### THE PROBLEM
Provide the data again in its entirety, exactly as given.

### RECORDS
==============================
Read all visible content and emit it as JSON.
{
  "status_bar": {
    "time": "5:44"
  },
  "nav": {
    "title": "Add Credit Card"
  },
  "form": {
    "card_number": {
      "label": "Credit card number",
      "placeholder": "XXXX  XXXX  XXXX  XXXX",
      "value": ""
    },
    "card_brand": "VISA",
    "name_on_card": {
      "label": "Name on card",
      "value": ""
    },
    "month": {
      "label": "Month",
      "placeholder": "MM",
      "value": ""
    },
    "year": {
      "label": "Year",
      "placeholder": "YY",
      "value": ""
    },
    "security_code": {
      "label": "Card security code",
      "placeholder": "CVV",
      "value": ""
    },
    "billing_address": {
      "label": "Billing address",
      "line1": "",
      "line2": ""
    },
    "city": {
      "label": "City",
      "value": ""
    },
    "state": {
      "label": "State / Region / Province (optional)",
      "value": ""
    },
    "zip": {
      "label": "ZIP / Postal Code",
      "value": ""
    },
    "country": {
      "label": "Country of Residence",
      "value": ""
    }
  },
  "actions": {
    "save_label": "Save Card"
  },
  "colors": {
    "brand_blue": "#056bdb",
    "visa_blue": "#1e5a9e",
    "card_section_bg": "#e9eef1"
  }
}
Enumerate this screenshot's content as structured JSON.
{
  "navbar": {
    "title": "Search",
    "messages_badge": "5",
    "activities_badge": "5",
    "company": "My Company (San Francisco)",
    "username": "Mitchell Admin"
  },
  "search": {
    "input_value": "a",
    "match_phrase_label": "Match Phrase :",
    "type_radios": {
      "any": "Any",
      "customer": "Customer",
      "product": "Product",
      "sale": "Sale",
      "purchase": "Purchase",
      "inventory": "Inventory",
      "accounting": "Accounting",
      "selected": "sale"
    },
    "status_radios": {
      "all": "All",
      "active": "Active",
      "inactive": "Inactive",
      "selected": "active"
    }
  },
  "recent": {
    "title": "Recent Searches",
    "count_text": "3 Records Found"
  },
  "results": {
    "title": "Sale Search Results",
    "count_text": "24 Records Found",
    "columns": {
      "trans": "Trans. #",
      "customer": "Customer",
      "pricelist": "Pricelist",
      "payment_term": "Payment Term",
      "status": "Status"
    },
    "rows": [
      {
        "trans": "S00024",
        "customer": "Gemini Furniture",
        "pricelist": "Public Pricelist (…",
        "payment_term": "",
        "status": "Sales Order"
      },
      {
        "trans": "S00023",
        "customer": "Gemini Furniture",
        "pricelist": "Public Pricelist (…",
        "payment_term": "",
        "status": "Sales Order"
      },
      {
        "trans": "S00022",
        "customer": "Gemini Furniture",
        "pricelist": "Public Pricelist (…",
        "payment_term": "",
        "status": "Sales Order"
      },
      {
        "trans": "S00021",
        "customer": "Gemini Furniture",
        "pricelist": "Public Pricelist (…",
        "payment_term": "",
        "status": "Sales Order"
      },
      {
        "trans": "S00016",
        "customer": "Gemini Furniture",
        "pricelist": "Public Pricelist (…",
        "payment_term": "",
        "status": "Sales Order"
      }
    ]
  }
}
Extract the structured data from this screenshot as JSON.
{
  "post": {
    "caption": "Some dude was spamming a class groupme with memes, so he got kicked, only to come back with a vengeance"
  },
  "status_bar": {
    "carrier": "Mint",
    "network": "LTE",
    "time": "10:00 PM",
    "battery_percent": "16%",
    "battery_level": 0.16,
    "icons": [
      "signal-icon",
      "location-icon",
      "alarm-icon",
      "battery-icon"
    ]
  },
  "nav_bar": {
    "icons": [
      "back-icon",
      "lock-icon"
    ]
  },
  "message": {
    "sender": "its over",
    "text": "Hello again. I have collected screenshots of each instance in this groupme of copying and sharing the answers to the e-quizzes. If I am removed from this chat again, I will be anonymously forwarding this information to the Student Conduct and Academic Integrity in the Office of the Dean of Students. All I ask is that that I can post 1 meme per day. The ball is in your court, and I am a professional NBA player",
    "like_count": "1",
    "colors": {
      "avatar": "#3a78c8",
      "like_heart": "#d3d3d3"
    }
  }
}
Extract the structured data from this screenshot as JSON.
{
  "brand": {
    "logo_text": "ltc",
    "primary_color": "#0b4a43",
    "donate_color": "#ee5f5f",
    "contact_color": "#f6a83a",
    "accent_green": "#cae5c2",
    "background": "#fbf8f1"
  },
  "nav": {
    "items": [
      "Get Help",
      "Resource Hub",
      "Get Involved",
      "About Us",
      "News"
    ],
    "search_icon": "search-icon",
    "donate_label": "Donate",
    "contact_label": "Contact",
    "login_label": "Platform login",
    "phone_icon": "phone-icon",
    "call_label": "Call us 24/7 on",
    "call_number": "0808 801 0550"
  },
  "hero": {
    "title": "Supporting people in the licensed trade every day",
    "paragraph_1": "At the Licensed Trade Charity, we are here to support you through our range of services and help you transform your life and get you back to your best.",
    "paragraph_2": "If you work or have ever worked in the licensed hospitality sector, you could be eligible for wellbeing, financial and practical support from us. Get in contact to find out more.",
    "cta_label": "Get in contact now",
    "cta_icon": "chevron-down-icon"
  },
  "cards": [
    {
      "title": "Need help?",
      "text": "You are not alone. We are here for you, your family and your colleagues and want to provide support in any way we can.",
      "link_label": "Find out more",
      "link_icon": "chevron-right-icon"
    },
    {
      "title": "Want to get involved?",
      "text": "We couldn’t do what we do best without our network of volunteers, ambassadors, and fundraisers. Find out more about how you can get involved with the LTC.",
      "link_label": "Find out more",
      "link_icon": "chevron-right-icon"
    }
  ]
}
==============================
### EXERCISE RESULT
Read all visible content and emit it as JSON.
{
  "status_bar": {
    "time": "5:44"
  },
  "nav": {
    "title": "Add Credit Card"
  },
  "form": {
    "card_number": {
      "label": "Credit card number",
      "placeholder": "XXXX  XXXX  XXXX  XXXX",
      "value": ""
    },
    "card_brand": "VISA",
    "name_on_card": {
      "label": "Name on card",
      "value": ""
    },
    "month": {
      "label": "Month",
      "placeholder": "MM",
      "value": ""
    },
    "year": {
      "label": "Year",
      "placeholder": "YY",
      "value": ""
    },
    "security_code": {
      "label": "Card security code",
      "placeholder": "CVV",
      "value": ""
    },
    "billing_address": {
      "label": "Billing address",
      "line1": "",
      "line2": ""
    },
    "city": {
      "label": "City",
      "value": ""
    },
    "state": {
      "label": "State / Region / Province (optional)",
      "value": ""
    },
    "zip": {
      "label": "ZIP / Postal Code",
      "value": ""
    },
    "country": {
      "label": "Country of Residence",
      "value": ""
    }
  },
  "actions": {
    "save_label": "Save Card"
  },
  "colors": {
    "brand_blue": "#056bdb",
    "visa_blue": "#1e5a9e",
    "card_section_bg": "#e9eef1"
  }
}
Enumerate this screenshot's content as structured JSON.
{
  "navbar": {
    "title": "Search",
    "messages_badge": "5",
    "activities_badge": "5",
    "company": "My Company (San Francisco)",
    "username": "Mitchell Admin"
  },
  "search": {
    "input_value": "a",
    "match_phrase_label": "Match Phrase :",
    "type_radios": {
      "any": "Any",
      "customer": "Customer",
      "product": "Product",
      "sale": "Sale",
      "purchase": "Purchase",
      "inventory": "Inventory",
      "accounting": "Accounting",
      "selected": "sale"
    },
    "status_radios": {
      "all": "All",
      "active": "Active",
      "inactive": "Inactive",
      "selected": "active"
    }
  },
  "recent": {
    "title": "Recent Searches",
    "count_text": "3 Records Found"
  },
  "results": {
    "title": "Sale Search Results",
    "count_text": "24 Records Found",
    "columns": {
      "trans": "Trans. #",
      "customer": "Customer",
      "pricelist": "Pricelist",
      "payment_term": "Payment Term",
      "status": "Status"
    },
    "rows": [
      {
        "trans": "S00024",
        "customer": "Gemini Furniture",
        "pricelist": "Public Pricelist (…",
        "payment_term": "",
        "status": "Sales Order"
      },
      {
        "trans": "S00023",
        "customer": "Gemini Furniture",
        "pricelist": "Public Pricelist (…",
        "payment_term": "",
        "status": "Sales Order"
      },
      {
        "trans": "S00022",
        "customer": "Gemini Furniture",
        "pricelist": "Public Pricelist (…",
        "payment_term": "",
        "status": "Sales Order"
      },
      {
        "trans": "S00021",
        "customer": "Gemini Furniture",
        "pricelist": "Public Pricelist (…",
        "payment_term": "",
        "status": "Sales Order"
      },
      {
        "trans": "S00016",
        "customer": "Gemini Furniture",
        "pricelist": "Public Pricelist (…",
        "payment_term": "",
        "status": "Sales Order"
      }
    ]
  }
}
Extract the structured data from this screenshot as JSON.
{
  "post": {
    "caption": "Some dude was spamming a class groupme with memes, so he got kicked, only to come back with a vengeance"
  },
  "status_bar": {
    "carrier": "Mint",
    "network": "LTE",
    "time": "10:00 PM",
    "battery_percent": "16%",
    "battery_level": 0.16,
    "icons": [
      "signal-icon",
      "location-icon",
      "alarm-icon",
      "battery-icon"
    ]
  },
  "nav_bar": {
    "icons": [
      "back-icon",
      "lock-icon"
    ]
  },
  "message": {
    "sender": "its over",
    "text": "Hello again. I have collected screenshots of each instance in this groupme of copying and sharing the answers to the e-quizzes. If I am removed from this chat again, I will be anonymously forwarding this information to the Student Conduct and Academic Integrity in the Office of the Dean of Students. All I ask is that that I can post 1 meme per day. The ball is in your court, and I am a professional NBA player",
    "like_count": "1",
    "colors": {
      "avatar": "#3a78c8",
      "like_heart": "#d3d3d3"
    }
  }
}
Extract the structured data from this screenshot as JSON.
{
  "brand": {
    "logo_text": "ltc",
    "primary_color": "#0b4a43",
    "donate_color": "#ee5f5f",
    "contact_color": "#f6a83a",
    "accent_green": "#cae5c2",
    "background": "#fbf8f1"
  },
  "nav": {
    "items": [
      "Get Help",
      "Resource Hub",
      "Get Involved",
      "About Us",
      "News"
    ],
    "search_icon": "search-icon",
    "donate_label": "Donate",
    "contact_label": "Contact",
    "login_label": "Platform login",
    "phone_icon": "phone-icon",
    "call_label": "Call us 24/7 on",
    "call_number": "0808 801 0550"
  },
  "hero": {
    "title": "Supporting people in the licensed trade every day",
    "paragraph_1": "At the Licensed Trade Charity, we are here to support you through our range of services and help you transform your life and get you back to your best.",
    "paragraph_2": "If you work or have ever worked in the licensed hospitality sector, you could be eligible for wellbeing, financial and practical support from us. Get in contact to find out more.",
    "cta_label": "Get in contact now",
    "cta_icon": "chevron-down-icon"
  },
  "cards": [
    {
      "title": "Need help?",
      "text": "You are not alone. We are here for you, your family and your colleagues and want to provide support in any way we can.",
      "link_label": "Find out more",
      "link_icon": "chevron-right-icon"
    },
    {
      "title": "Want to get involved?",
      "text": "We couldn’t do what we do best without our network of volunteers, ambassadors, and fundraisers. Find out more about how you can get involved with the LTC.",
      "link_label": "Find out more",
      "link_icon": "chevron-right-icon"
    }
  ]
}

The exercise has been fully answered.